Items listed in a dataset
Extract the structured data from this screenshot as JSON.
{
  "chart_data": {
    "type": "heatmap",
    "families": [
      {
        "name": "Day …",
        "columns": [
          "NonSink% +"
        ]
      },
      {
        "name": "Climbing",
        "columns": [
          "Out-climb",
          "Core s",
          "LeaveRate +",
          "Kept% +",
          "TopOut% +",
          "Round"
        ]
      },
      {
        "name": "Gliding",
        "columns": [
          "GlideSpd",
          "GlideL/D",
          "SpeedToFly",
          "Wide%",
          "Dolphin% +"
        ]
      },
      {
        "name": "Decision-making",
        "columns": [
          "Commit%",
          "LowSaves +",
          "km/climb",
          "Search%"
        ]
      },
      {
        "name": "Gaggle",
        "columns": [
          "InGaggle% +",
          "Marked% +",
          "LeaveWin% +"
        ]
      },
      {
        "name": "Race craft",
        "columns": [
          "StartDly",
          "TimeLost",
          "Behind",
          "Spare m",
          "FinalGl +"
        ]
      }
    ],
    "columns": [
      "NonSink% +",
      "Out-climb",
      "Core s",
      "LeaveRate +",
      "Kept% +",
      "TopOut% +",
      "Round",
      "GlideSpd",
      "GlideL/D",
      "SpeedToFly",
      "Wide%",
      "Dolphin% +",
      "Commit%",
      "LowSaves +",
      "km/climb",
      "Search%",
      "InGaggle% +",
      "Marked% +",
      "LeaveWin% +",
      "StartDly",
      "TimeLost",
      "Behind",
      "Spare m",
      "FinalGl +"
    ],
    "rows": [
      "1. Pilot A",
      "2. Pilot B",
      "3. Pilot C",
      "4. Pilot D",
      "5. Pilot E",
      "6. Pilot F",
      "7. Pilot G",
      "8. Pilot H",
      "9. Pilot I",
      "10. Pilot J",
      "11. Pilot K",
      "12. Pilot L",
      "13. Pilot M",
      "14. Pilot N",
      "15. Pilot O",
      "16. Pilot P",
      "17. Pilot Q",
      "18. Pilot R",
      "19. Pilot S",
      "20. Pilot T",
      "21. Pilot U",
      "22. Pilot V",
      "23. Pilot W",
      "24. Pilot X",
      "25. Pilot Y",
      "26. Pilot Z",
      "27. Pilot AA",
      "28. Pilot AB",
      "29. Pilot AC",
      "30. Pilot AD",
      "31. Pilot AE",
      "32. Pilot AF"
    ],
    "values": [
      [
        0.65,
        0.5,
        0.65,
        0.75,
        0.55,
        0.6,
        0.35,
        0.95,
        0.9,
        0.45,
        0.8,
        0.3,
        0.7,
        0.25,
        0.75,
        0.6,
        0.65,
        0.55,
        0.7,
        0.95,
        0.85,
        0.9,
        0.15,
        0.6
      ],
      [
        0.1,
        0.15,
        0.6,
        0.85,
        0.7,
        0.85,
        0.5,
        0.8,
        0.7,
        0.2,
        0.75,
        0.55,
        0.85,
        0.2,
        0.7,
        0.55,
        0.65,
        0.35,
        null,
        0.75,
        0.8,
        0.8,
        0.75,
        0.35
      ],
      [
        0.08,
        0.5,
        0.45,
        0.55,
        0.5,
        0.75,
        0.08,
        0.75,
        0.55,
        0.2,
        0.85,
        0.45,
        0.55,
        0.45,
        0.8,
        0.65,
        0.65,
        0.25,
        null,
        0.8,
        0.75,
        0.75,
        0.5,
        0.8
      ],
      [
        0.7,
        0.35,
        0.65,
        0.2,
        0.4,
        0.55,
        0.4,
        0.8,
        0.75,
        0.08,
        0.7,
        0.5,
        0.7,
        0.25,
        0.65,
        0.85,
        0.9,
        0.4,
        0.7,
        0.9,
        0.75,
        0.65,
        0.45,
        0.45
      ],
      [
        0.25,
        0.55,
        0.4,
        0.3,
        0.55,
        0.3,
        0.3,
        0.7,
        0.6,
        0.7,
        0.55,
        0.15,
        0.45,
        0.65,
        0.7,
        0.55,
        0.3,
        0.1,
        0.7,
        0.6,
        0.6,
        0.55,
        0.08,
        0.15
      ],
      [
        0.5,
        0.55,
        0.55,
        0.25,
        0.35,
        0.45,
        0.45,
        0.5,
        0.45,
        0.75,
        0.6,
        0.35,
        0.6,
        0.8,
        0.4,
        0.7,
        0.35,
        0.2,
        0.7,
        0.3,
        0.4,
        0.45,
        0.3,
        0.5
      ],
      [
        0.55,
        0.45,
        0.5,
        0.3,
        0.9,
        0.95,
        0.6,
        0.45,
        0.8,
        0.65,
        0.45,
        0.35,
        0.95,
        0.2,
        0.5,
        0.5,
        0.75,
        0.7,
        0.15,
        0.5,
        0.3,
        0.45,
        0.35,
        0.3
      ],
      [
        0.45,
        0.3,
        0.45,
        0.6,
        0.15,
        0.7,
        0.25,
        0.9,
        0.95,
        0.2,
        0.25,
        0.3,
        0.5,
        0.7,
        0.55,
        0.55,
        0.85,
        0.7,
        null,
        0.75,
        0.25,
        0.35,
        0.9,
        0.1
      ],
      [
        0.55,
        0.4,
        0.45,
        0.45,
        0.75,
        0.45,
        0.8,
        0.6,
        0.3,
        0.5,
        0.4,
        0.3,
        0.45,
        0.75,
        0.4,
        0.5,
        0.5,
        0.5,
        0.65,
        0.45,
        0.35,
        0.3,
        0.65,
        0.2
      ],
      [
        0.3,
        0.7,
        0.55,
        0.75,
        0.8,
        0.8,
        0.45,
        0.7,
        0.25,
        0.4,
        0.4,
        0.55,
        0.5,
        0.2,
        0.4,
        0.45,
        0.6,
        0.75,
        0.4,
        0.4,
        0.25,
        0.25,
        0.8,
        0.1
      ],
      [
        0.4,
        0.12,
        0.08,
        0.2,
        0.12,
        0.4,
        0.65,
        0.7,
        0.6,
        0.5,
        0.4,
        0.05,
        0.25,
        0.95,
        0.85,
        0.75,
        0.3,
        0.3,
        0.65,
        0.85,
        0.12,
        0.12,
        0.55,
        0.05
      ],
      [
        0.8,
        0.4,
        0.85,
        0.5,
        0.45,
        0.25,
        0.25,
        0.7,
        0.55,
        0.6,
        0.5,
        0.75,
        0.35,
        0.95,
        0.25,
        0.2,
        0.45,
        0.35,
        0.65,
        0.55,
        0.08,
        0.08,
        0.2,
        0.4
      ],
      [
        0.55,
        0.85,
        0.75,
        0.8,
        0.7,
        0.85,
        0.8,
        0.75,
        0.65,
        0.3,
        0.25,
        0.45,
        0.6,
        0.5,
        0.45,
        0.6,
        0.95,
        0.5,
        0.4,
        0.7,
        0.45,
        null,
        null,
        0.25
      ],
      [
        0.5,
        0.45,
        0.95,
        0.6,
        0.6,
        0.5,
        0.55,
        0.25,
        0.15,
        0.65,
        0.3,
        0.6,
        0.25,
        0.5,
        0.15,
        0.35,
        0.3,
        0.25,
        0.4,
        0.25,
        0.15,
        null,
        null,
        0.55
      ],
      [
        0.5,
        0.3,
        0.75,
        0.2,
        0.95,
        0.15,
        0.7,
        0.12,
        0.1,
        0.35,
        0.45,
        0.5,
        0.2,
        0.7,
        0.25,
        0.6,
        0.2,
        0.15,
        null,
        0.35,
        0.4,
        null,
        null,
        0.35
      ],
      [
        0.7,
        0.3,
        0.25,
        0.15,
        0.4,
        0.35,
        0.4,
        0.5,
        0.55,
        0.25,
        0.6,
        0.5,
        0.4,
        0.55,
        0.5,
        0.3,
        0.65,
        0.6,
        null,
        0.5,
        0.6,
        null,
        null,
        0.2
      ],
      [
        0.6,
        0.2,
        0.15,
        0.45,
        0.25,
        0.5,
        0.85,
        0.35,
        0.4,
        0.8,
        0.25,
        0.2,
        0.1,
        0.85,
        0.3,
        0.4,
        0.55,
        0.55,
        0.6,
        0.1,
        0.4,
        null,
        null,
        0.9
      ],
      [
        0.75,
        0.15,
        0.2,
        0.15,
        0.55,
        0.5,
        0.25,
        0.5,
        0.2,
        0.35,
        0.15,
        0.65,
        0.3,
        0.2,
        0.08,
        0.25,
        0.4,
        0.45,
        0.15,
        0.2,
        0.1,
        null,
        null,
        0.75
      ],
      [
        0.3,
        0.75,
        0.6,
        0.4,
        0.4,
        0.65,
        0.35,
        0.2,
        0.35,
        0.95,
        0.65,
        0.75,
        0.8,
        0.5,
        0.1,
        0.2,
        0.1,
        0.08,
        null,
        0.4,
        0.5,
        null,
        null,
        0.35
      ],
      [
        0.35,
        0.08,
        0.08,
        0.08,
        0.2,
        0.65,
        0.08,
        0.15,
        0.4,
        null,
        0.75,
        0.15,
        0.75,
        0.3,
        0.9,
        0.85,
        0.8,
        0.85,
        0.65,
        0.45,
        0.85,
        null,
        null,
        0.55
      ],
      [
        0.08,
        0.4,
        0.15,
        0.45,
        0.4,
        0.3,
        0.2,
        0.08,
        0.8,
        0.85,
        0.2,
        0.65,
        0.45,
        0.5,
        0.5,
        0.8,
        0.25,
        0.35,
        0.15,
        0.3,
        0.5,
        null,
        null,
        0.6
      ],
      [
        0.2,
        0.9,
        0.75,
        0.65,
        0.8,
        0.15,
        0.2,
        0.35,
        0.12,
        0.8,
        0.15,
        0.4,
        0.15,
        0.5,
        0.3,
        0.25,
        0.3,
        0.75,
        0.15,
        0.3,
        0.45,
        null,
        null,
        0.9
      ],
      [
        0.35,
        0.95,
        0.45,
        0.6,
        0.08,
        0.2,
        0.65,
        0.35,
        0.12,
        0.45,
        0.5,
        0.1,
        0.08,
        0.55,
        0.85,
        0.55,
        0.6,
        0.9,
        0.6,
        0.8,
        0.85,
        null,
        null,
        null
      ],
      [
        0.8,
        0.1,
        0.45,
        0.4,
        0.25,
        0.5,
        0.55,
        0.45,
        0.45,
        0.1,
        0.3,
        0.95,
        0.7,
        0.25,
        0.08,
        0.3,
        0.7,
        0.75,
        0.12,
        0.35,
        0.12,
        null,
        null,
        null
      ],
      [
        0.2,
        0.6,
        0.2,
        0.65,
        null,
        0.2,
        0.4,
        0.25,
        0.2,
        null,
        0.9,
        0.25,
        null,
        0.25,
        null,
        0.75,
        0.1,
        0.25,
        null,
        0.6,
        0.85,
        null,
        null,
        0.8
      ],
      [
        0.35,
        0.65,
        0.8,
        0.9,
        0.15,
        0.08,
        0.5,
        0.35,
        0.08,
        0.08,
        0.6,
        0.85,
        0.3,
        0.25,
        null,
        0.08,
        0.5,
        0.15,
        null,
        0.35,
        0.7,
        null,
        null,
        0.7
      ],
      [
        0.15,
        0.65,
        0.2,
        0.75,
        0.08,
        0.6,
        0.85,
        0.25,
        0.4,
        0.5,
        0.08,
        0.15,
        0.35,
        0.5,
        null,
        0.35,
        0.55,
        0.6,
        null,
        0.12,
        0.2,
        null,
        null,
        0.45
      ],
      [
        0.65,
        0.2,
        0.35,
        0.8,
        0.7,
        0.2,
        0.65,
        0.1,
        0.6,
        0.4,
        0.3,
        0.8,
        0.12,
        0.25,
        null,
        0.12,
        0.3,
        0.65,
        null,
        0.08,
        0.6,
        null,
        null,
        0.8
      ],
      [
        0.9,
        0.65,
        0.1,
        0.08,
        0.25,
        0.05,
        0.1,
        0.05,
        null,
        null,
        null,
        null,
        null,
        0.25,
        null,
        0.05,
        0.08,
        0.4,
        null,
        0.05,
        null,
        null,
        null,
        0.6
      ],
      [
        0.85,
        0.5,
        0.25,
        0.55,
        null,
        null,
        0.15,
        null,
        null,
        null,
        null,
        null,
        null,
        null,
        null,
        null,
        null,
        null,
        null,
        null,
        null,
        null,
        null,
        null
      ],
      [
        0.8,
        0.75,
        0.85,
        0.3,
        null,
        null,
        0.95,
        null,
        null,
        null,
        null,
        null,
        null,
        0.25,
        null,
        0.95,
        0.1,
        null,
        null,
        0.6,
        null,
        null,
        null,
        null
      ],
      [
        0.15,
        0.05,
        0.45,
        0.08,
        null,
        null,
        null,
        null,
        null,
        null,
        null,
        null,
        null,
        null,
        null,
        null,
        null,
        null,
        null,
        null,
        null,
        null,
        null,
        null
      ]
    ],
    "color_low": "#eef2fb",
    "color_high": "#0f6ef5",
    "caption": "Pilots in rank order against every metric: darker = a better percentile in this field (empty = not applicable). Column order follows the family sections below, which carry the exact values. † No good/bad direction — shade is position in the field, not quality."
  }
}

» Stated exercise:
Looking at the listing above, how many of its lines contain the string "name"? Give the number alone.

» Completed task:
6